** start ENTRIES **

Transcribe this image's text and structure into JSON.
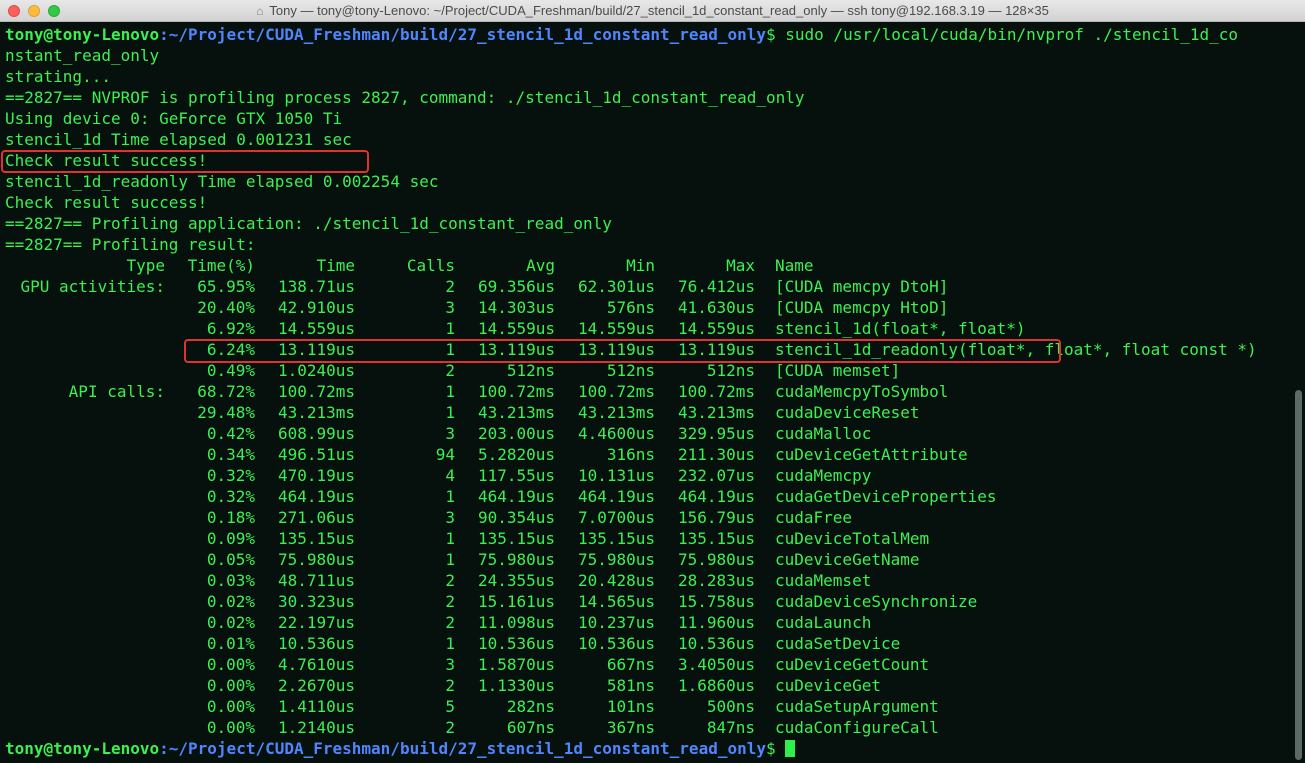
{
  "window": {
    "title": "Tony — tony@tony-Lenovo: ~/Project/CUDA_Freshman/build/27_stencil_1d_constant_read_only — ssh tony@192.168.3.19 — 128×35",
    "home_icon": "home-icon"
  },
  "prompt": {
    "user_host": "tony@tony-Lenovo",
    "path": ":~/Project/CUDA_Freshman/build/27_stencil_1d_constant_read_only",
    "symbol": "$ "
  },
  "command": {
    "text": "sudo /usr/local/cuda/bin/nvprof ./stencil_1d_co",
    "wrap": "nstant_read_only"
  },
  "output": [
    "strating...",
    "==2827== NVPROF is profiling process 2827, command: ./stencil_1d_constant_read_only",
    "Using device 0: GeForce GTX 1050 Ti",
    "stencil_1d Time elapsed 0.001231 sec",
    "Check result success!",
    "stencil_1d_readonly Time elapsed 0.002254 sec",
    "Check result success!",
    "==2827== Profiling application: ./stencil_1d_constant_read_only",
    "==2827== Profiling result:"
  ],
  "table": {
    "headers": [
      "Type",
      "Time(%)",
      "Time",
      "Calls",
      "Avg",
      "Min",
      "Max",
      "Name"
    ],
    "rows": [
      [
        "GPU activities:",
        "65.95%",
        "138.71us",
        "2",
        "69.356us",
        "62.301us",
        "76.412us",
        "[CUDA memcpy DtoH]"
      ],
      [
        "",
        "20.40%",
        "42.910us",
        "3",
        "14.303us",
        "576ns",
        "41.630us",
        "[CUDA memcpy HtoD]"
      ],
      [
        "",
        "6.92%",
        "14.559us",
        "1",
        "14.559us",
        "14.559us",
        "14.559us",
        "stencil_1d(float*, float*)"
      ],
      [
        "",
        "6.24%",
        "13.119us",
        "1",
        "13.119us",
        "13.119us",
        "13.119us",
        "stencil_1d_readonly(float*, float*, float const *)"
      ],
      [
        "",
        "0.49%",
        "1.0240us",
        "2",
        "512ns",
        "512ns",
        "512ns",
        "[CUDA memset]"
      ],
      [
        "API calls:",
        "68.72%",
        "100.72ms",
        "1",
        "100.72ms",
        "100.72ms",
        "100.72ms",
        "cudaMemcpyToSymbol"
      ],
      [
        "",
        "29.48%",
        "43.213ms",
        "1",
        "43.213ms",
        "43.213ms",
        "43.213ms",
        "cudaDeviceReset"
      ],
      [
        "",
        "0.42%",
        "608.99us",
        "3",
        "203.00us",
        "4.4600us",
        "329.95us",
        "cudaMalloc"
      ],
      [
        "",
        "0.34%",
        "496.51us",
        "94",
        "5.2820us",
        "316ns",
        "211.30us",
        "cuDeviceGetAttribute"
      ],
      [
        "",
        "0.32%",
        "470.19us",
        "4",
        "117.55us",
        "10.131us",
        "232.07us",
        "cudaMemcpy"
      ],
      [
        "",
        "0.32%",
        "464.19us",
        "1",
        "464.19us",
        "464.19us",
        "464.19us",
        "cudaGetDeviceProperties"
      ],
      [
        "",
        "0.18%",
        "271.06us",
        "3",
        "90.354us",
        "7.0700us",
        "156.79us",
        "cudaFree"
      ],
      [
        "",
        "0.09%",
        "135.15us",
        "1",
        "135.15us",
        "135.15us",
        "135.15us",
        "cuDeviceTotalMem"
      ],
      [
        "",
        "0.05%",
        "75.980us",
        "1",
        "75.980us",
        "75.980us",
        "75.980us",
        "cuDeviceGetName"
      ],
      [
        "",
        "0.03%",
        "48.711us",
        "2",
        "24.355us",
        "20.428us",
        "28.283us",
        "cudaMemset"
      ],
      [
        "",
        "0.02%",
        "30.323us",
        "2",
        "15.161us",
        "14.565us",
        "15.758us",
        "cudaDeviceSynchronize"
      ],
      [
        "",
        "0.02%",
        "22.197us",
        "2",
        "11.098us",
        "10.237us",
        "11.960us",
        "cudaLaunch"
      ],
      [
        "",
        "0.01%",
        "10.536us",
        "1",
        "10.536us",
        "10.536us",
        "10.536us",
        "cudaSetDevice"
      ],
      [
        "",
        "0.00%",
        "4.7610us",
        "3",
        "1.5870us",
        "667ns",
        "3.4050us",
        "cuDeviceGetCount"
      ],
      [
        "",
        "0.00%",
        "2.2670us",
        "2",
        "1.1330us",
        "581ns",
        "1.6860us",
        "cuDeviceGet"
      ],
      [
        "",
        "0.00%",
        "1.4110us",
        "5",
        "282ns",
        "101ns",
        "500ns",
        "cudaSetupArgument"
      ],
      [
        "",
        "0.00%",
        "1.2140us",
        "2",
        "607ns",
        "367ns",
        "847ns",
        "cudaConfigureCall"
      ]
    ]
  },
  "colors": {
    "background": "#06100c",
    "text": "#3cf052",
    "path": "#4f86ff",
    "highlight_box": "#e0322f"
  }
}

** end ENTRIES **

YOUR GOAL
Across the entries, how many lines contain "text"? Reply with the number only.

SOLVED EXERCISE
3